**Page**
━━━━━━━━━━━━━━━━━━━━

2007-01-22 21:40:59 · 9 answers · asked by Rommel 3 in Society & Culture Religion & Spirituality

9 answers

I think you are mostly correct about the New Testament. The Old Testament has a slightly different story.

The New Testament canon of the Catholic Bible and the Protestant Bible are the same with 27 Books.

The difference in the Old Testaments actually goes back to the time before and during Christ’s life. At this time, there was no official Jewish canon of scripture.

The Jews in Egypt translated their choices of the Hebrew Scriptures into Greek in the second century before Christ. This translation of 46 books, called the Septuagint, had wide use in the Roman world because most Jews lived far from Palestine in Greek cities. Many of these Jews spoke only Greek.

The early Christian Church was born into this world. The Church, with its bilingual Jews and more and more Greek-speaking Gentiles, used the books of the Septuagint as its Bible. Remember the early Christians were just writing the documents what would become the New Testament.

After the destruction of the Temple in Jerusalem, with increasing persecution from the Romans and competition from the fledgling Christian Church, the Jewish leaders came together and declared its official canon of Scripture, eliminating seven books from the Septuagint.

The books removed were Tobit, Judith, 1 Maccabees, 2 Maccabees, Wisdom (of Solomon), Sirach, and Baruch. Parts of existing books were also removed including Psalm 151 (from Psalms), parts of the Book of Esther, Susanna (from Daniel as chapter 13), and Bel and the Dragon (from Daniel as chapter 14).

The Christian Church did not follow suit but kept all the books in the Septuagint. 46 + 27 = 73 Books total.

1500 years later, Protestants decided to keep the Catholic New Testament but change its Old Testament from the Catholic canon to the Jewish canon. The books they dropped are sometimes called the Apocrypha.

Here is a Catholic Bible website: http://www.nccbuscc.org/nab/bible/

With love in Christ.

━━━━━━━━━━━━━━━━━━━━

Annotated element listings:
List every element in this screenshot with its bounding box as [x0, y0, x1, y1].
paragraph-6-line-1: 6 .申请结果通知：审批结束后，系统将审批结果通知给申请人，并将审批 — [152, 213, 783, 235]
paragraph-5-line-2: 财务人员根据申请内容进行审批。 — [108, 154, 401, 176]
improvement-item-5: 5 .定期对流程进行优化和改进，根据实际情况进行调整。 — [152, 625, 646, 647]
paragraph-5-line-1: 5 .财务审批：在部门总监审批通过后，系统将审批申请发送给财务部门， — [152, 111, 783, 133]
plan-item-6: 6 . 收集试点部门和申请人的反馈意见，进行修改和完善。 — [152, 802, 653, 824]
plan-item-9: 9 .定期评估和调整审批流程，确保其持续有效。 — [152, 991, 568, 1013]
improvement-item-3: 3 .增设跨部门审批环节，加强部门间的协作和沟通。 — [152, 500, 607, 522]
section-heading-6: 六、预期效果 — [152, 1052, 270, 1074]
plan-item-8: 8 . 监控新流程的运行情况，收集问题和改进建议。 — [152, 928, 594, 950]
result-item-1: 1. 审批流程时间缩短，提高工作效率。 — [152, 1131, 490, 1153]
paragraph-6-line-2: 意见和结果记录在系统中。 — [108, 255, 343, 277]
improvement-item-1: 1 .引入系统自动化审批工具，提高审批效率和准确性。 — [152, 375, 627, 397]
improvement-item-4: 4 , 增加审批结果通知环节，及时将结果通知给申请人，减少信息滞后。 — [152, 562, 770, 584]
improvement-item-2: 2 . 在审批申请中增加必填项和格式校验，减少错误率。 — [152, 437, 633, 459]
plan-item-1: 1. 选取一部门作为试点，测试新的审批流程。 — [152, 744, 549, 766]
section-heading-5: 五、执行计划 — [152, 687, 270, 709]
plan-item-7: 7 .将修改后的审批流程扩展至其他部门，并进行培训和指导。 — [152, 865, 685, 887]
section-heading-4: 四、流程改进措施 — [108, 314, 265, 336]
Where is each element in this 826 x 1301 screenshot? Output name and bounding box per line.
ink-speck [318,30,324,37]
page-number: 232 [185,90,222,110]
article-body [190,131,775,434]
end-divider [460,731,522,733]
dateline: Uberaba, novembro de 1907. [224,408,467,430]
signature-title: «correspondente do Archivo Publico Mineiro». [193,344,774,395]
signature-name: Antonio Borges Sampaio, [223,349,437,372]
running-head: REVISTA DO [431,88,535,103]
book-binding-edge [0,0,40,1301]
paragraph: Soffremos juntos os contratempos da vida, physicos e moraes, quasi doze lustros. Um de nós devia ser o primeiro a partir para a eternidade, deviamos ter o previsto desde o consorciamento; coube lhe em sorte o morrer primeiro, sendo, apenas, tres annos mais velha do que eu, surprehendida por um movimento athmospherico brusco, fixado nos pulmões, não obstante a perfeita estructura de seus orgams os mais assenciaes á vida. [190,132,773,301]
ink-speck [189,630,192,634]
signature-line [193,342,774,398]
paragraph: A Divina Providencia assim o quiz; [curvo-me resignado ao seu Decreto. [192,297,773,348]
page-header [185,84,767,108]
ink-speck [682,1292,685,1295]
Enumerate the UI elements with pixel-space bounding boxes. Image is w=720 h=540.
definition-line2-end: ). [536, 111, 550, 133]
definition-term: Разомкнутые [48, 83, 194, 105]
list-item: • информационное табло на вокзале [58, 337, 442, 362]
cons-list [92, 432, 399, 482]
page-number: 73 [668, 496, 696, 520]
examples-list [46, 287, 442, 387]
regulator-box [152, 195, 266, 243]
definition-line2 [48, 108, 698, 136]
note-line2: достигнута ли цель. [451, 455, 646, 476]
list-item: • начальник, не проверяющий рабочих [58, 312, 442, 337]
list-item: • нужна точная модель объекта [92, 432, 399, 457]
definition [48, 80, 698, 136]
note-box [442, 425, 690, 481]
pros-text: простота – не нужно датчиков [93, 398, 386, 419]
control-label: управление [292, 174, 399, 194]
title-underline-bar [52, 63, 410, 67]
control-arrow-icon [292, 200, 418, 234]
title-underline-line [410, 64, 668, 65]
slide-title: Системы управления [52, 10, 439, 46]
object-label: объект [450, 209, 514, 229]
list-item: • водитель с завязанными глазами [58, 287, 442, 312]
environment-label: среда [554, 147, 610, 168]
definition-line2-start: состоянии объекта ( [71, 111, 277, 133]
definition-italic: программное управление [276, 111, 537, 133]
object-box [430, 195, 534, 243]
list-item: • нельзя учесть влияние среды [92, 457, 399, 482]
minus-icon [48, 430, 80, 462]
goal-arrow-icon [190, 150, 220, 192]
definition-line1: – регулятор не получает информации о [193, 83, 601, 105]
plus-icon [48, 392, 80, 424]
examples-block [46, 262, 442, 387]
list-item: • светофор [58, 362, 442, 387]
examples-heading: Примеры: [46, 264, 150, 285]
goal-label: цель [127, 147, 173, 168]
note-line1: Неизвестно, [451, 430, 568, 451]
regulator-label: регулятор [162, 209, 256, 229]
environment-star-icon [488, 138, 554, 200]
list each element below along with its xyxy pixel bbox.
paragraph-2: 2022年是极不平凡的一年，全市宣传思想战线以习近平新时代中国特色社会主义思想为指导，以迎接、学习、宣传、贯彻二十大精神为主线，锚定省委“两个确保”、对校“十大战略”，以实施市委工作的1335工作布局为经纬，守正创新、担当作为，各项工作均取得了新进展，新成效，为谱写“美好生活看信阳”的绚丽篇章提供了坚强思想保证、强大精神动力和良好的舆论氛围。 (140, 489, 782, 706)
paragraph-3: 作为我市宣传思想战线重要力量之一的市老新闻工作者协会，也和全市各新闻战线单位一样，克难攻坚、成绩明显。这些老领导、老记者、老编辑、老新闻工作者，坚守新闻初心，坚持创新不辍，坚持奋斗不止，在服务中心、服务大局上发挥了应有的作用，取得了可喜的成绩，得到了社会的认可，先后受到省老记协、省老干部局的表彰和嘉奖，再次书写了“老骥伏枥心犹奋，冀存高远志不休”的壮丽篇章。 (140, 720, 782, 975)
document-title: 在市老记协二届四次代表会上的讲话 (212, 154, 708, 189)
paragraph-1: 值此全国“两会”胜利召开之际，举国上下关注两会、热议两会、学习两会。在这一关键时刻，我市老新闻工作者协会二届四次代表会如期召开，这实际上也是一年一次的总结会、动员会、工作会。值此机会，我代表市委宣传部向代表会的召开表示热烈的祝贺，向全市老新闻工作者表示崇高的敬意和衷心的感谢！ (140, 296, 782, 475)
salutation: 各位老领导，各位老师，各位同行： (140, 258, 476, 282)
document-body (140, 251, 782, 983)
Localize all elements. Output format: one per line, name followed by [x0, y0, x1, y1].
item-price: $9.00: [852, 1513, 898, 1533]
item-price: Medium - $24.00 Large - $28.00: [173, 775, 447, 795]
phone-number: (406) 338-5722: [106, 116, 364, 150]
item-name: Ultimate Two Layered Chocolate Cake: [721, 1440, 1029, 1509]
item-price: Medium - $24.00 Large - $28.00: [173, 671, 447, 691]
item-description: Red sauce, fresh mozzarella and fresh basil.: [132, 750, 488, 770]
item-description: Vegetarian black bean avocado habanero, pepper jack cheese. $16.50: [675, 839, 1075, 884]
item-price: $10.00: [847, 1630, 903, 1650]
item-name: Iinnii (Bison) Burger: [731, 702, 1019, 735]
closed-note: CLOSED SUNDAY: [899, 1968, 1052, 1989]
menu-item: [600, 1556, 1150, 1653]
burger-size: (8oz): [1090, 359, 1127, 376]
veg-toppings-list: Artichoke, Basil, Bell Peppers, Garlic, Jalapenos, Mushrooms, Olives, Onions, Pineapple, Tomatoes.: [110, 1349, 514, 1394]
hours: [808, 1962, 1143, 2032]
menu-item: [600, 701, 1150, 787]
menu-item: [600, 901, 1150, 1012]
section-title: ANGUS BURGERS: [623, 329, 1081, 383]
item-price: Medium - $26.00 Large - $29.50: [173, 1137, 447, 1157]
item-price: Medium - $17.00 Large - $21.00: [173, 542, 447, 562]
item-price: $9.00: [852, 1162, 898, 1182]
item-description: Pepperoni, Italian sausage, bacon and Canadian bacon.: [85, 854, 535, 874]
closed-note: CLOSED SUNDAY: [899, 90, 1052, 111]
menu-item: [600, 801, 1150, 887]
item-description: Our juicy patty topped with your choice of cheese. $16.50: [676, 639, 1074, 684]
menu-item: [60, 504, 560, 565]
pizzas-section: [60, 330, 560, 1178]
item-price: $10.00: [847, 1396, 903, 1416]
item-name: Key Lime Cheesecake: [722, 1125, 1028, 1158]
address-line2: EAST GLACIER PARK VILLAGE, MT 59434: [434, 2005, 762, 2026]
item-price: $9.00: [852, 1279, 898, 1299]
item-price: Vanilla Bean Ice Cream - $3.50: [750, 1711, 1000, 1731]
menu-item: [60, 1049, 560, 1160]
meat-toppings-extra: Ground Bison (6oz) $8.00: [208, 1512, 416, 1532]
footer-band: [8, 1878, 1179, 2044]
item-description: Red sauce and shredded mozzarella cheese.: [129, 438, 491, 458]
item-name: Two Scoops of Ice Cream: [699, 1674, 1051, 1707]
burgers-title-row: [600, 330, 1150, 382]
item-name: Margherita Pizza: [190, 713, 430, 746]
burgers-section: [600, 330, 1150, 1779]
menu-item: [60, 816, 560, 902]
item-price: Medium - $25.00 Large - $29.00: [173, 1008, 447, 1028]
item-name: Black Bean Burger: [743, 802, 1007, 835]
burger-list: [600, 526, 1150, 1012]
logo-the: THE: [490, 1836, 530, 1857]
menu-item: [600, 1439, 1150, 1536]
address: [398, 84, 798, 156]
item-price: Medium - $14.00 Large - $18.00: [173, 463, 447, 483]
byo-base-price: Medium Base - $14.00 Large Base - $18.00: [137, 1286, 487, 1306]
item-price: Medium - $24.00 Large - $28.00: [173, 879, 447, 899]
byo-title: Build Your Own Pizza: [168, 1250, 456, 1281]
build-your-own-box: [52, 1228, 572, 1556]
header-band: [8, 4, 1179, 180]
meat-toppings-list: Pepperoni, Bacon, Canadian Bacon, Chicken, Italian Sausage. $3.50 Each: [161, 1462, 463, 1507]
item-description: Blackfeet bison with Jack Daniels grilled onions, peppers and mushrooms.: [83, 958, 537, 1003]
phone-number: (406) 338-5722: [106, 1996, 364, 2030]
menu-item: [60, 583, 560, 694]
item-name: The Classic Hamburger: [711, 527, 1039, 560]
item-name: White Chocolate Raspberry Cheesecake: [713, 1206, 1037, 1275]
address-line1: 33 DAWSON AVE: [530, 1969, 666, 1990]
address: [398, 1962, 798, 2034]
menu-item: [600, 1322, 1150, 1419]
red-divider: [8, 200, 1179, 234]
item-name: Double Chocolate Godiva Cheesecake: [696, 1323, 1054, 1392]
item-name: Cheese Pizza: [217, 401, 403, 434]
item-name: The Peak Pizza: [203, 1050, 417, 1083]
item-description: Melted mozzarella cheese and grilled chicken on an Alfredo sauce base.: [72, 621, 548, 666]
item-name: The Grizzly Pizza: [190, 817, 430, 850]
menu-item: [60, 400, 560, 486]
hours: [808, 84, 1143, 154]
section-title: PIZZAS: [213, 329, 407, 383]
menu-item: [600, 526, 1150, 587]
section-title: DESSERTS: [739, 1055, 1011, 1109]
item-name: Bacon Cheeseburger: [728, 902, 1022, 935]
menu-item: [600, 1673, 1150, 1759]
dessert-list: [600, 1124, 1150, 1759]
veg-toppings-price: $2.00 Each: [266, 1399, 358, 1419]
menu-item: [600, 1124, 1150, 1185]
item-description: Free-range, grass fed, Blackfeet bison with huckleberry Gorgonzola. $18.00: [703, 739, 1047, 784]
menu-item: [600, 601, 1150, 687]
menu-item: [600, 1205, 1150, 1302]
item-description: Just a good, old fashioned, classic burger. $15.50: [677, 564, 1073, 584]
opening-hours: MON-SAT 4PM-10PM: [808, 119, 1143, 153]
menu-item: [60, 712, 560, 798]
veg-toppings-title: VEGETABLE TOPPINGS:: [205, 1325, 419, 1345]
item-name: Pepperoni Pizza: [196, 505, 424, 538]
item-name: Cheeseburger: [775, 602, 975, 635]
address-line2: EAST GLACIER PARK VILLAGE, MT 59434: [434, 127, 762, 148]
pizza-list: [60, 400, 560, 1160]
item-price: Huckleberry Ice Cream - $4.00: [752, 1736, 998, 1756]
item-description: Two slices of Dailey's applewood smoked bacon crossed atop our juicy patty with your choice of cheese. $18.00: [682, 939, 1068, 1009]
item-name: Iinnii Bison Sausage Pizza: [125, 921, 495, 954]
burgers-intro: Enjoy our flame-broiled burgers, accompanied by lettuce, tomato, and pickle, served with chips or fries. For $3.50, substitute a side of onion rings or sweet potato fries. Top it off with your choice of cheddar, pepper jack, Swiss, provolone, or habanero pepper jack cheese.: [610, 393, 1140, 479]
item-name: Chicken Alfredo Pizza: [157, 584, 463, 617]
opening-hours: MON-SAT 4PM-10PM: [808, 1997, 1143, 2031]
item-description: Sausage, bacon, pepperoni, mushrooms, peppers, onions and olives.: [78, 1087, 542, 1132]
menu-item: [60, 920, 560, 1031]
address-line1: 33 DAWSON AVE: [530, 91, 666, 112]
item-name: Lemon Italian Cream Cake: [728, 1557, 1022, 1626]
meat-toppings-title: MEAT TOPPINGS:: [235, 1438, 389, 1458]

━━━━━━━━━━━━━━━━━━━━

**Your tasks**
a – Based on the post about the Bible canons, is each of these statements correct? Answer yes or no for each, and quote the words from the post that settle it. (i) The Septuagint was made up of 46 books. (ii) The Catholic and Protestant New Testaments have different numbers of books. (iii) The Greek translation of the Hebrew Scriptures was made by Jews in Palestine.
b – Carry on the post about the Bible canons, starting right after its last line.
You won't need the data for any of this.

**Outputs for the tasks**
a –
(i) Yes: "This translation of 46 books, called the Septuagint"
(ii) No: "The New Testament canon of the Catholic Bible and the Protestant Bible are the same with 27 Books."
(iii) No: "The Jews in Egypt translated their choices of the Hebrew Scriptures into Greek in the second century before Christ."

b –
2007-01-23 16:07:15 · answer #1 · answered by imacatholic2 7 · 0 0

yes, simply put the very early church put together what they considered to be the most compelling biographies and teachings of jesus christ. the problem most people have with this explanation is that this is misinterpreted as several priests on a council determining what the rest of civilization should be reading about jesus. lee strobel's case for christ points out that this would be like a board of scholars assigned the task to see if beethoven was a great composer and musician. thats ignorant, and a waste of time, we already know that. beauty is in the eye of the beholder, the reason these books were contained in the new testament is because the masses had already popularized and circulated the books of the bible. the purpose the early church's compilation of the books was merely to consolidate and centralize, not to grant authority. Authority was indirectly granted by early christians as the better books were more widespread, thus the books more known and widespread vindicated themselves to the catholic church through circulation and popularity. the people spoke, and the church listened.

2007-01-22 22:08:43 · answer #2 · answered by alex l 5 · 0 0

Hi Rommel, yes the scriptures that we know today have been carefully and painstakenly put together by the Catholic church,but this has not been a quick fix,many learned men have spent lifetimes pouring over the early writings and through much prayer and guidance from the Holy spirit have weeded out that which is of little truth or use.
Saint Jerome for example spent many years translating the orginal greek scriptures into latin and his transaltion is probably one of the most accurate ever,also the various councils of the church containing the great scholars of Catholic doctrine have carefully chosen the texts that are authentic.
There have been many false gospels back in the 2nd and 3rd centuries and other writings that were not of the Apostles that sects and various groups touted as real but thanks to the church these have been rooted out and shown to be fales.

2007-01-22 21:52:42 · answer #3 · answered by Sentinel 7 · 2 0

Since the church still has the scrolls and many more recent discoveries of scripture the task of checking and double checking the accuracy and validity of every word of the Bible has been ongoing for almost 2000 years now.

It is not a light undertaking and is still ongoing. All of the so-called Gnotstic Gospels have been proven and proven agiain to be inaccurate or in some cases hostile to the cause of Christ and were written to confuse and mislead people on purpose.

2007-01-23 02:47:03 · answer #4 · answered by dom316 3 · 0 0

The first respondent is correct in that church scholars picked the chapters which would go into the new testament after much research. However, I would point out that they used research methods and practices of the 3rd century - I don't know how valid thier methods would be considered, today.

Also, the respondent refered to prayer and spiritual guidance used in the selection process. Right there, that would seem to invalidate any objective scholarly efforts to separate wheat from chaff and to instead result in the selection of passages which most closely support the scholars spiritual beliefs.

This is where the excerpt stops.